Set exercise:
Copy the records below exactly, leaving out any pictures.

◇ ◇ ◇ ◇ ◇ ◇ ◇

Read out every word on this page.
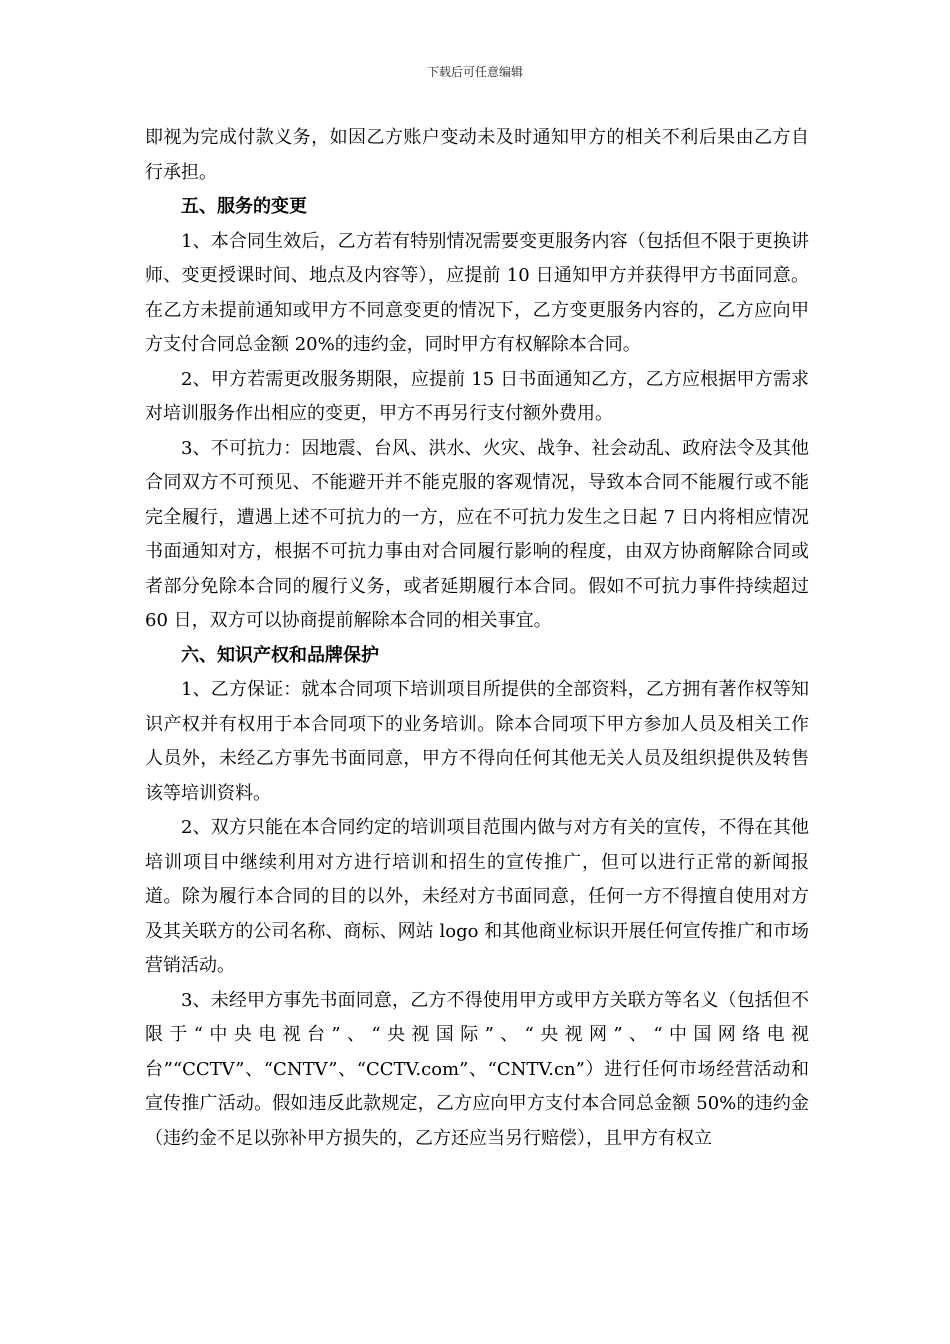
下载后可任意编辑

即视为完成付款义务，如因乙方账户变动未及时通知甲方的相关不利后果由乙方自行承担。

五、服务的变更

1、本合同生效后，乙方若有特别情况需要变更服务内容（包括但不限于更换讲师、变更授课时间、地点及内容等），应提前 10 日通知甲方并获得甲方书面同意。在乙方未提前通知或甲方不同意变更的情况下，乙方变更服务内容的，乙方应向甲方支付合同总金额 20%的违约金，同时甲方有权解除本合同。

2、甲方若需更改服务期限，应提前 15 日书面通知乙方，乙方应根据甲方需求对培训服务作出相应的变更，甲方不再另行支付额外费用。

3、不可抗力：因地震、台风、洪水、火灾、战争、社会动乱、政府法令及其他合同双方不可预见、不能避开并不能克服的客观情况，导致本合同不能履行或不能完全履行，遭遇上述不可抗力的一方，应在不可抗力发生之日起 7 日内将相应情况书面通知对方，根据不可抗力事由对合同履行影响的程度，由双方协商解除合同或者部分免除本合同的履行义务，或者延期履行本合同。假如不可抗力事件持续超过 60 日，双方可以协商提前解除本合同的相关事宜。

六、知识产权和品牌保护

1、乙方保证：就本合同项下培训项目所提供的全部资料，乙方拥有著作权等知识产权并有权用于本合同项下的业务培训。除本合同项下甲方参加人员及相关工作人员外，未经乙方事先书面同意，甲方不得向任何其他无关人员及组织提供及转售该等培训资料。

2、双方只能在本合同约定的培训项目范围内做与对方有关的宣传，不得在其他培训项目中继续利用对方进行培训和招生的宣传推广，但可以进行正常的新闻报道。除为履行本合同的目的以外，未经对方书面同意，任何一方不得擅自使用对方及其关联方的公司名称、商标、网站 logo 和其他商业标识开展任何宣传推广和市场营销活动。

3、未经甲方事先书面同意，乙方不得使用甲方或甲方关联方等名义（包括但不限于“中央电视台”、“央视国际”、“央视网”、“中国网络电视台”“CCTV”、“CNTV”、“CCTV.com”、“CNTV.cn”）进行任何市场经营活动和宣传推广活动。假如违反此款规定，乙方应向甲方支付本合同总金额 50%的违约金（违约金不足以弥补甲方损失的，乙方还应当另行赔偿），且甲方有权立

◇ ◇ ◇ ◇ ◇ ◇ ◇

Output of the task:
Read out every word on this page.
下载后可任意编辑

即视为完成付款义务，如因乙方账户变动未及时通知甲方的相关不利后果由乙方自行承担。

五、服务的变更

1、本合同生效后，乙方若有特别情况需要变更服务内容（包括但不限于更换讲师、变更授课时间、地点及内容等），应提前 10 日通知甲方并获得甲方书面同意。在乙方未提前通知或甲方不同意变更的情况下，乙方变更服务内容的，乙方应向甲方支付合同总金额 20%的违约金，同时甲方有权解除本合同。

2、甲方若需更改服务期限，应提前 15 日书面通知乙方，乙方应根据甲方需求对培训服务作出相应的变更，甲方不再另行支付额外费用。

3、不可抗力：因地震、台风、洪水、火灾、战争、社会动乱、政府法令及其他合同双方不可预见、不能避开并不能克服的客观情况，导致本合同不能履行或不能完全履行，遭遇上述不可抗力的一方，应在不可抗力发生之日起 7 日内将相应情况书面通知对方，根据不可抗力事由对合同履行影响的程度，由双方协商解除合同或者部分免除本合同的履行义务，或者延期履行本合同。假如不可抗力事件持续超过 60 日，双方可以协商提前解除本合同的相关事宜。

六、知识产权和品牌保护

1、乙方保证：就本合同项下培训项目所提供的全部资料，乙方拥有著作权等知识产权并有权用于本合同项下的业务培训。除本合同项下甲方参加人员及相关工作人员外，未经乙方事先书面同意，甲方不得向任何其他无关人员及组织提供及转售该等培训资料。

2、双方只能在本合同约定的培训项目范围内做与对方有关的宣传，不得在其他培训项目中继续利用对方进行培训和招生的宣传推广，但可以进行正常的新闻报道。除为履行本合同的目的以外，未经对方书面同意，任何一方不得擅自使用对方及其关联方的公司名称、商标、网站 logo 和其他商业标识开展任何宣传推广和市场营销活动。

3、未经甲方事先书面同意，乙方不得使用甲方或甲方关联方等名义（包括但不限于“中央电视台”、“央视国际”、“央视网”、“中国网络电视台”“CCTV”、“CNTV”、“CCTV.com”、“CNTV.cn”）进行任何市场经营活动和宣传推广活动。假如违反此款规定，乙方应向甲方支付本合同总金额 50%的违约金（违约金不足以弥补甲方损失的，乙方还应当另行赔偿），且甲方有权立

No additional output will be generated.